◆ Instructions for the task:
From the listing below, pull each line that includes "DarkNode".
----- Provided data
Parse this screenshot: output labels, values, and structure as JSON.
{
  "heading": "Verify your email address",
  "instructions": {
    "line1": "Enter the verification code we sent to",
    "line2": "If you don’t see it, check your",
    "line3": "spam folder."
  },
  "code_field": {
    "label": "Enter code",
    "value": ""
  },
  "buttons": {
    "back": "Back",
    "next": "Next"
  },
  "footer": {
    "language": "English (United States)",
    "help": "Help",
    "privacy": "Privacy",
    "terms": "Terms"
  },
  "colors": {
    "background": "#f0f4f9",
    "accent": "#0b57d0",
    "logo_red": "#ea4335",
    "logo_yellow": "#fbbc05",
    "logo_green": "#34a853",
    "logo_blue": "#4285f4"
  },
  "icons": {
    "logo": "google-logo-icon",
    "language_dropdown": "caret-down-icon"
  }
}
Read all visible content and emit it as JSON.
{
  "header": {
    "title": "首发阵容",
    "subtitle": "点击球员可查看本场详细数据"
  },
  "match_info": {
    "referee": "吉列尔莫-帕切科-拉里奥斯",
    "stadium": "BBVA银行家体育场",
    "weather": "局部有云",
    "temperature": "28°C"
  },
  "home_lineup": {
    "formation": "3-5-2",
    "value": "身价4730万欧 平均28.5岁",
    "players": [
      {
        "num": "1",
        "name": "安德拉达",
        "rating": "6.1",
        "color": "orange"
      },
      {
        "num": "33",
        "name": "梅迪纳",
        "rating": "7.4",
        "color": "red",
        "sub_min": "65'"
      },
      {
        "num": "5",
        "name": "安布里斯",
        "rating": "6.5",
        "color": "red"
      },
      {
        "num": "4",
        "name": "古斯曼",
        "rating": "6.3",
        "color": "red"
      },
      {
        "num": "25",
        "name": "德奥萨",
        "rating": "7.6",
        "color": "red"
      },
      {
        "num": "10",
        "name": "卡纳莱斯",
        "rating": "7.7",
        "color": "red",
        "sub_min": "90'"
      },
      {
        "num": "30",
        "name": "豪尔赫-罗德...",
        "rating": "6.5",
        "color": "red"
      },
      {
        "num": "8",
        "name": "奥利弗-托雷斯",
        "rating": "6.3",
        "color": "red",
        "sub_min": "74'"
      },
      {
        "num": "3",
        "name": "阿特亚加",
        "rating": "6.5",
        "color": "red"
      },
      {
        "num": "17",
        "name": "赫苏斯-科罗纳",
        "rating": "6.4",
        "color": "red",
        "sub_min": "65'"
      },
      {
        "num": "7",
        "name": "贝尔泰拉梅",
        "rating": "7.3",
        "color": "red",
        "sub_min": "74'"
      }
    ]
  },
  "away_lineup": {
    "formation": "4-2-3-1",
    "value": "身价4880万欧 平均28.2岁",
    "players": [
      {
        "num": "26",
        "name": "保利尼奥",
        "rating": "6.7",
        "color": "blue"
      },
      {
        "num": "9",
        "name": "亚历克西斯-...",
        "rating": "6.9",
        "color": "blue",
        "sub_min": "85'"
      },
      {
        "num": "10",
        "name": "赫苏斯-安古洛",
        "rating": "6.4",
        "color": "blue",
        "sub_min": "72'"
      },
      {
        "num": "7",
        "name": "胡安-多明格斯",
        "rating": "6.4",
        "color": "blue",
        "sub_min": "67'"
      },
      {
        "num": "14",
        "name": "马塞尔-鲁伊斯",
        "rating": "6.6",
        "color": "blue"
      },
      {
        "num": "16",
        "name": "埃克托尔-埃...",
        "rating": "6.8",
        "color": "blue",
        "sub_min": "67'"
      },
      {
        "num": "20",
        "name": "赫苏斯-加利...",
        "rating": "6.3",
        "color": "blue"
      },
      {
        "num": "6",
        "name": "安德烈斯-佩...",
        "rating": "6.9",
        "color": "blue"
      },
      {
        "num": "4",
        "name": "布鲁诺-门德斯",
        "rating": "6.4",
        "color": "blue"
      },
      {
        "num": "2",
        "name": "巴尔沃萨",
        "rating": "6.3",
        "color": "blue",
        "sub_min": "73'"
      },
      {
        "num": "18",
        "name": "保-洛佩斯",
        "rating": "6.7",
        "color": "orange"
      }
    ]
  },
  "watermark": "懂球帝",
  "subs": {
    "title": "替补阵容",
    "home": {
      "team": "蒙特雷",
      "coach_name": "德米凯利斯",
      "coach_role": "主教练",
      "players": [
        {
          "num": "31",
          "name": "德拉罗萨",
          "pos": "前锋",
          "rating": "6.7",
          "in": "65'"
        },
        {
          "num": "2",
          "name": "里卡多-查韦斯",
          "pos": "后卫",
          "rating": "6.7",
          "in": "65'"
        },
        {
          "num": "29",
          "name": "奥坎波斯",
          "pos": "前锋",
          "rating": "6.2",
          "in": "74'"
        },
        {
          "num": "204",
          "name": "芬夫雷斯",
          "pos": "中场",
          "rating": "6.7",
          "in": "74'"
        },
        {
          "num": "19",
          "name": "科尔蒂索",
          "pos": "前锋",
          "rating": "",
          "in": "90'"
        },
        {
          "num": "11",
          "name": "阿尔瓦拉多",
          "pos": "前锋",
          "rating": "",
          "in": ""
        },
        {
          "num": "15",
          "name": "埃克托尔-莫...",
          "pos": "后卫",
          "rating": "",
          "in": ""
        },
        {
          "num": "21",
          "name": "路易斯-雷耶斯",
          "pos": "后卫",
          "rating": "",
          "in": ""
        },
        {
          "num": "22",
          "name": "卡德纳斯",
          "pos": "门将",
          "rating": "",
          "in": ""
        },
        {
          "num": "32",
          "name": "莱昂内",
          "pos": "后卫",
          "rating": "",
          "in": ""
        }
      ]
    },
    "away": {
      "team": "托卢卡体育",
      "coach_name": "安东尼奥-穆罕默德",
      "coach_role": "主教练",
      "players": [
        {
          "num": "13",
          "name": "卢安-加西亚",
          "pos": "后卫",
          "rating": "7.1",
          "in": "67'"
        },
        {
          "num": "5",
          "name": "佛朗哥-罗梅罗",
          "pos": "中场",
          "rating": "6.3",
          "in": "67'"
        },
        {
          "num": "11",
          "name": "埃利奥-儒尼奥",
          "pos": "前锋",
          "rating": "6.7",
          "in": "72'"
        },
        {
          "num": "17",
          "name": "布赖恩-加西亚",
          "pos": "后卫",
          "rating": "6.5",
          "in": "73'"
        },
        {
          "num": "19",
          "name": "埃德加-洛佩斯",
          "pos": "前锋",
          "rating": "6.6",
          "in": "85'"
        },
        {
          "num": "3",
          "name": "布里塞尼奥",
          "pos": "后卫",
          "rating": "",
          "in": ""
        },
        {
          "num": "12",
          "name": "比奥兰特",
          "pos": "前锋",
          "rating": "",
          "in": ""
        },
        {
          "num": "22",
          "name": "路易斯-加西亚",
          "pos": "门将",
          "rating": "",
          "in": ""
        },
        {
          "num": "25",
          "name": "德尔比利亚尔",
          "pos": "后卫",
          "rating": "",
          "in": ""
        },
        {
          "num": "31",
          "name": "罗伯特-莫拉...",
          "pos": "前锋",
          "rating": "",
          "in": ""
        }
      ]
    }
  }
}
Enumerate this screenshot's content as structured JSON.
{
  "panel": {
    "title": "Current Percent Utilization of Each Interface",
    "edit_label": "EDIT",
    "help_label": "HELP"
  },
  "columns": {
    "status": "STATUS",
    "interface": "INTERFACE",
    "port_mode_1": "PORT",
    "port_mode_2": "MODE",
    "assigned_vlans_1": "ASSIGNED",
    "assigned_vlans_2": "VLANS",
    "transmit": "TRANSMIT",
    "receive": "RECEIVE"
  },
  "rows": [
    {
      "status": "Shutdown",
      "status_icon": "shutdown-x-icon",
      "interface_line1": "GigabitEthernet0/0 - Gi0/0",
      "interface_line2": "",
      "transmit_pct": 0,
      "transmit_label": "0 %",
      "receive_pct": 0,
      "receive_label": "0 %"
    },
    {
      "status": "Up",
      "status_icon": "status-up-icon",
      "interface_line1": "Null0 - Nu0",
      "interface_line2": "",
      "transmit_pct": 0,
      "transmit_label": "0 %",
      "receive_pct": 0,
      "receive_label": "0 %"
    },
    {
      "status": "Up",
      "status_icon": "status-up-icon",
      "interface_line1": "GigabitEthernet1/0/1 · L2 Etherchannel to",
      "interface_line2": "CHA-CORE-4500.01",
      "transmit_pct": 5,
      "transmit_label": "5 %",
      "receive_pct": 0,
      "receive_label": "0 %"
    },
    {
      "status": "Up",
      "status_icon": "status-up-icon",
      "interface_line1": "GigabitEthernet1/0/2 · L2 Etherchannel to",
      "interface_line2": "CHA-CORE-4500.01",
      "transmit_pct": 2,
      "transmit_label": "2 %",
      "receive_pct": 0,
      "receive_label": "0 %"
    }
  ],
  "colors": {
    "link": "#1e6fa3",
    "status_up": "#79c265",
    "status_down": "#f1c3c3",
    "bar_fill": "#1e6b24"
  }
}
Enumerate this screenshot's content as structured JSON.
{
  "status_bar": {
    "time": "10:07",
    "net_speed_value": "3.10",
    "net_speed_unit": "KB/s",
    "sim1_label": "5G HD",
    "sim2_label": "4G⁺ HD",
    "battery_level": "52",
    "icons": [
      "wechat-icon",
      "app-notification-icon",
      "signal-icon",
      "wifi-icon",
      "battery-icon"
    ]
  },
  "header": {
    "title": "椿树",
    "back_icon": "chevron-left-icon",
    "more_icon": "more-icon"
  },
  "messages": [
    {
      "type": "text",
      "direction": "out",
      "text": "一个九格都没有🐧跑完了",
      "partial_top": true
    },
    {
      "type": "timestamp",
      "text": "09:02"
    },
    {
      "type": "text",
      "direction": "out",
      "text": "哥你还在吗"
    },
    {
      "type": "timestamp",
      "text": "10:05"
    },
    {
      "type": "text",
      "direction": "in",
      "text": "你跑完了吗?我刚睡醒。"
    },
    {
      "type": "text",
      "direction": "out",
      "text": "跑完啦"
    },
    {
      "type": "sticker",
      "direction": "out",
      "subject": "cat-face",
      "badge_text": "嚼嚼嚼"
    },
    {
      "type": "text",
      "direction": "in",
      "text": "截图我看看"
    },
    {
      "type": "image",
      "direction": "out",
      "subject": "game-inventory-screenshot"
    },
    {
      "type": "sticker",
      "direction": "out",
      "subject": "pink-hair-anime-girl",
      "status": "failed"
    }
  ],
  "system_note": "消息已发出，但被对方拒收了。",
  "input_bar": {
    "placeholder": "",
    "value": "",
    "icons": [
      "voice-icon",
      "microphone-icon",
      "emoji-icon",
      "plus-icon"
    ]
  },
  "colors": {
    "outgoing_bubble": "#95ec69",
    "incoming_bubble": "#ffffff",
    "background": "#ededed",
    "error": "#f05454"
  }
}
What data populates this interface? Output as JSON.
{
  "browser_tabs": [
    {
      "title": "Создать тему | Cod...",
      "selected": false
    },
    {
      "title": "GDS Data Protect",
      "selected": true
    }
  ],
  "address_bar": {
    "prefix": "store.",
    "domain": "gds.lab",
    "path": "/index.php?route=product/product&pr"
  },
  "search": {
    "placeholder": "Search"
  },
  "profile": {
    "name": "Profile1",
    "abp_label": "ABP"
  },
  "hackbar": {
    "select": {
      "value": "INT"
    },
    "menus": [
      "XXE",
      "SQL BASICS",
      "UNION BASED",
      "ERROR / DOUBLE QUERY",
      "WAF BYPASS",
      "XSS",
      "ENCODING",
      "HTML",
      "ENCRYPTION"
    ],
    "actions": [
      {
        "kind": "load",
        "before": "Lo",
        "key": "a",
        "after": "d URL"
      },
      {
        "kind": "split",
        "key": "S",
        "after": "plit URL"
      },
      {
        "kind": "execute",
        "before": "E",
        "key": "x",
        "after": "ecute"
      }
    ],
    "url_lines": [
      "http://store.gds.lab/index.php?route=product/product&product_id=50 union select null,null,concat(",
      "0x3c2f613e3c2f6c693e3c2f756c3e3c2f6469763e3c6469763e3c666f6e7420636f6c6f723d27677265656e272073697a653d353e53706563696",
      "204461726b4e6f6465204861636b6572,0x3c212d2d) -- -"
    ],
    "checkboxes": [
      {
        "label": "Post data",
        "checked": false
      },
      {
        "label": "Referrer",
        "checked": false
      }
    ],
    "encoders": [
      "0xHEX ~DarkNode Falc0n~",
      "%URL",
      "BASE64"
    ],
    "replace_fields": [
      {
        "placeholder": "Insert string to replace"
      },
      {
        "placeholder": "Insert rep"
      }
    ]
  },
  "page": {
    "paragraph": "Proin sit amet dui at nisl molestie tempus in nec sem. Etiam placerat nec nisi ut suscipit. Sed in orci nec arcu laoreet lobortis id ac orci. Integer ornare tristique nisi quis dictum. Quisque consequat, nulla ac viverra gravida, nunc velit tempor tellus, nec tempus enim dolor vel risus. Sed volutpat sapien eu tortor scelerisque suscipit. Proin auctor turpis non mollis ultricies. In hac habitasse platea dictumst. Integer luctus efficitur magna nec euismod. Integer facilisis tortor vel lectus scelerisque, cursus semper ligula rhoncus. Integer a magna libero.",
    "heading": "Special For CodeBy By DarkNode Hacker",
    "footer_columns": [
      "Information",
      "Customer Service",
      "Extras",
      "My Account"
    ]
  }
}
----------
◆ Finished exercise:
      "0xHEX ~DarkNode Falc0n~",
    "heading": "Special For CodeBy By DarkNode Hacker",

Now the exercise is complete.